* start Provided information *
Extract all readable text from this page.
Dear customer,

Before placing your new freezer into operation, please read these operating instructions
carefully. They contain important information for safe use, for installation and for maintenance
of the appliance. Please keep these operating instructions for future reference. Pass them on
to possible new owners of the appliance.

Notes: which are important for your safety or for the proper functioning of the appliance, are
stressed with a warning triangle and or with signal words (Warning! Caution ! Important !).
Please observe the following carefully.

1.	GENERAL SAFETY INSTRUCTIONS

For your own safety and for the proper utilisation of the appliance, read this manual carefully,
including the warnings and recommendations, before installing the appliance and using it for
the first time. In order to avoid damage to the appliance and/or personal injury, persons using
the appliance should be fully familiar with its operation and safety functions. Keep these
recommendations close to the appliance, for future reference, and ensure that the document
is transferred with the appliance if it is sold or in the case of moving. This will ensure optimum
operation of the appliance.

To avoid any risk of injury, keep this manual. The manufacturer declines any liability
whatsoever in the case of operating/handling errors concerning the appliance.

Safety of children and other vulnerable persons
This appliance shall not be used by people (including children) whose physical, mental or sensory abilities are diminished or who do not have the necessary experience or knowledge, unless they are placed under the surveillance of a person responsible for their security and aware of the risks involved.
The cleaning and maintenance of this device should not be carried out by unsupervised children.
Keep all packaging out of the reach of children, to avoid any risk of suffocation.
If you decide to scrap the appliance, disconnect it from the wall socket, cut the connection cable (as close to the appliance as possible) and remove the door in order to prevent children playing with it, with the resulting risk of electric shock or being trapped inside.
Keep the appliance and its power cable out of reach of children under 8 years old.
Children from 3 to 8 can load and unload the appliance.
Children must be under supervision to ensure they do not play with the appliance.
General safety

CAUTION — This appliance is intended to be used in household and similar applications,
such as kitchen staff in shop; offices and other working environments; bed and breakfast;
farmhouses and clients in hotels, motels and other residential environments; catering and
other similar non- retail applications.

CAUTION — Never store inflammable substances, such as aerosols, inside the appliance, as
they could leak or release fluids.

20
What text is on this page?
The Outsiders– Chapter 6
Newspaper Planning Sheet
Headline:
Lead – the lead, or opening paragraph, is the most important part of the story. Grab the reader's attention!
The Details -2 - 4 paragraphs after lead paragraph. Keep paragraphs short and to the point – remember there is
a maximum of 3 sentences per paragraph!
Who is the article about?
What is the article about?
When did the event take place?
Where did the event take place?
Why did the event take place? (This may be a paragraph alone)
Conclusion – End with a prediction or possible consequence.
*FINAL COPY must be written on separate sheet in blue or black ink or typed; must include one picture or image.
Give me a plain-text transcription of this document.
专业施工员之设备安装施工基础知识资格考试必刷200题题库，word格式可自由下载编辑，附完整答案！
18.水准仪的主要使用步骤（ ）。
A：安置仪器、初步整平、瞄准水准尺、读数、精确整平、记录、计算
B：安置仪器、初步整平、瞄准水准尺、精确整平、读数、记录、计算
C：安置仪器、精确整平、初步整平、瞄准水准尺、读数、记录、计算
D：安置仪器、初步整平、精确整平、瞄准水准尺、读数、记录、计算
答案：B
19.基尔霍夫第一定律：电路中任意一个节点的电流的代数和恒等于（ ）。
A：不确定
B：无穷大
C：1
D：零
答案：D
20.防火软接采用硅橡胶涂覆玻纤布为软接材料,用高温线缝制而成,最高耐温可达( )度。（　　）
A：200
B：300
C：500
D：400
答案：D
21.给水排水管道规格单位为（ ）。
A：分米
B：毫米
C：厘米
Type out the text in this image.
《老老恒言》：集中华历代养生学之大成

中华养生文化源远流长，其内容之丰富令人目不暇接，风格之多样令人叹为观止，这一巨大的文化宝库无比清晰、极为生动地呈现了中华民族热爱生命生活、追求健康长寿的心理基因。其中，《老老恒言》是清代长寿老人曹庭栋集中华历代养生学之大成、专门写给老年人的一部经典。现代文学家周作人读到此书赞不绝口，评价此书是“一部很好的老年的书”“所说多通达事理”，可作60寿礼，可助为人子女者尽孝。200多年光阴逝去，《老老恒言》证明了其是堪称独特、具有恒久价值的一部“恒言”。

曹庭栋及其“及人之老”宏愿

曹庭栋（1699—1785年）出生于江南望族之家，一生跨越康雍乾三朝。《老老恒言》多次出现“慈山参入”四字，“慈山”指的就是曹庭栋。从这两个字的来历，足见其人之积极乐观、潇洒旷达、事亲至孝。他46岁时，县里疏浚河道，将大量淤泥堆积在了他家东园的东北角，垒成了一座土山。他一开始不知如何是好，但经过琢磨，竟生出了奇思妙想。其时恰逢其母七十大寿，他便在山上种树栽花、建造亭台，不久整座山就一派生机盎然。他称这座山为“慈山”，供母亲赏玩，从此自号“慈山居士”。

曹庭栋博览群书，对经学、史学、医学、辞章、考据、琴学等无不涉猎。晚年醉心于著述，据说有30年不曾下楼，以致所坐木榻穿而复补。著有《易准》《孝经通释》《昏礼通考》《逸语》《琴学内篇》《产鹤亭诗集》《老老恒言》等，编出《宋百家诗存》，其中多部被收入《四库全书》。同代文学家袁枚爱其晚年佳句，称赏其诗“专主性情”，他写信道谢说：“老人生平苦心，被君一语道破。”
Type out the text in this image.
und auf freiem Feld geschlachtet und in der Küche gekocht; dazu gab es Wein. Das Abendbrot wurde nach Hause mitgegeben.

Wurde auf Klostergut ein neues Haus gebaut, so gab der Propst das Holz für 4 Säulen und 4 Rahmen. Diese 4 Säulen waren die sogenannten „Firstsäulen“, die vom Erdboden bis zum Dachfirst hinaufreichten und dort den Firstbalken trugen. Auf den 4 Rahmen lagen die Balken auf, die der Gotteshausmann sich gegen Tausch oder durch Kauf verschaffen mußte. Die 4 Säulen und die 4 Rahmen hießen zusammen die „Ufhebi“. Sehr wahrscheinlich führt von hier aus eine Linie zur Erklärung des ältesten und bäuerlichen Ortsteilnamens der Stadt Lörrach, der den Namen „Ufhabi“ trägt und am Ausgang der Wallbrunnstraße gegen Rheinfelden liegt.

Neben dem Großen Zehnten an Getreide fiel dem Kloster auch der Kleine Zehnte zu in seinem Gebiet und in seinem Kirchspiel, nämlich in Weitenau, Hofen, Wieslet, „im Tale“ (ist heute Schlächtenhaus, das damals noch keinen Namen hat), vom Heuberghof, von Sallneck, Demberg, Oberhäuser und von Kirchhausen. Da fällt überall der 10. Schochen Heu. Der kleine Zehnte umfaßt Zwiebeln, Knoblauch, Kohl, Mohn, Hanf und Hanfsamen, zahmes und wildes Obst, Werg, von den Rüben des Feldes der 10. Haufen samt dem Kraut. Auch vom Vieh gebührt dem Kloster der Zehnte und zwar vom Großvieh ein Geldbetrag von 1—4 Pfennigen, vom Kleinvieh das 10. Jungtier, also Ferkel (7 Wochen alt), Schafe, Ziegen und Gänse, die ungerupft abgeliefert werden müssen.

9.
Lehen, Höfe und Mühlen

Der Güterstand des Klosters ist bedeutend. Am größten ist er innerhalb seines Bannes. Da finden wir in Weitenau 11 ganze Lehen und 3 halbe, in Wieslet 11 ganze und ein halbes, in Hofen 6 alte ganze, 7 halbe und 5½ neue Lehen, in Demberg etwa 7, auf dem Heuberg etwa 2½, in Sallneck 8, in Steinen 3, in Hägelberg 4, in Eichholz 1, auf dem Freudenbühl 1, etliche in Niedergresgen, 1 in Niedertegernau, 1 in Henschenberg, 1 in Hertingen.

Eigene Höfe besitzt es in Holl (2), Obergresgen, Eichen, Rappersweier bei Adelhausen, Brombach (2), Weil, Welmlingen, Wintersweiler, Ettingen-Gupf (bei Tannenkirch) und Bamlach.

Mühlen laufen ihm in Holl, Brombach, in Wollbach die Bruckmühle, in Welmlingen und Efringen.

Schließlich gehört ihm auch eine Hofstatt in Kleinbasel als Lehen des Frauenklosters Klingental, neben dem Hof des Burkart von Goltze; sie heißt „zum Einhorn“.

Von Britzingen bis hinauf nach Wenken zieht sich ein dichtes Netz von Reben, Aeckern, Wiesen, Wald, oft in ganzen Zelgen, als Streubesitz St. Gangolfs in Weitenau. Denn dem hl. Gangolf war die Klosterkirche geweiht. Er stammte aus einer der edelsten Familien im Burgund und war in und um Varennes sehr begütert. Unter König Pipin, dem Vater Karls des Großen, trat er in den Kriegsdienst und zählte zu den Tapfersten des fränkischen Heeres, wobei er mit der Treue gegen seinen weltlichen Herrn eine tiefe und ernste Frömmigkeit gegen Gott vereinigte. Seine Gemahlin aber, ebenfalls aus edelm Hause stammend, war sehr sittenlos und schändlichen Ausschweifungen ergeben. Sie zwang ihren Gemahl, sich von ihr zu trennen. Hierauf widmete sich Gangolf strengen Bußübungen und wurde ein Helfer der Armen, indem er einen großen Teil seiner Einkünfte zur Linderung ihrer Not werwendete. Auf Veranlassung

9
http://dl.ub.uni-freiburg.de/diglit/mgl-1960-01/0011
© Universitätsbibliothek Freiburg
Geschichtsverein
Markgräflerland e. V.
* end Provided information *
*Task to complete*. Tally the lines of the preceding listing in which the word "possible" appears; state nothing but the total.

*The completed task*. 3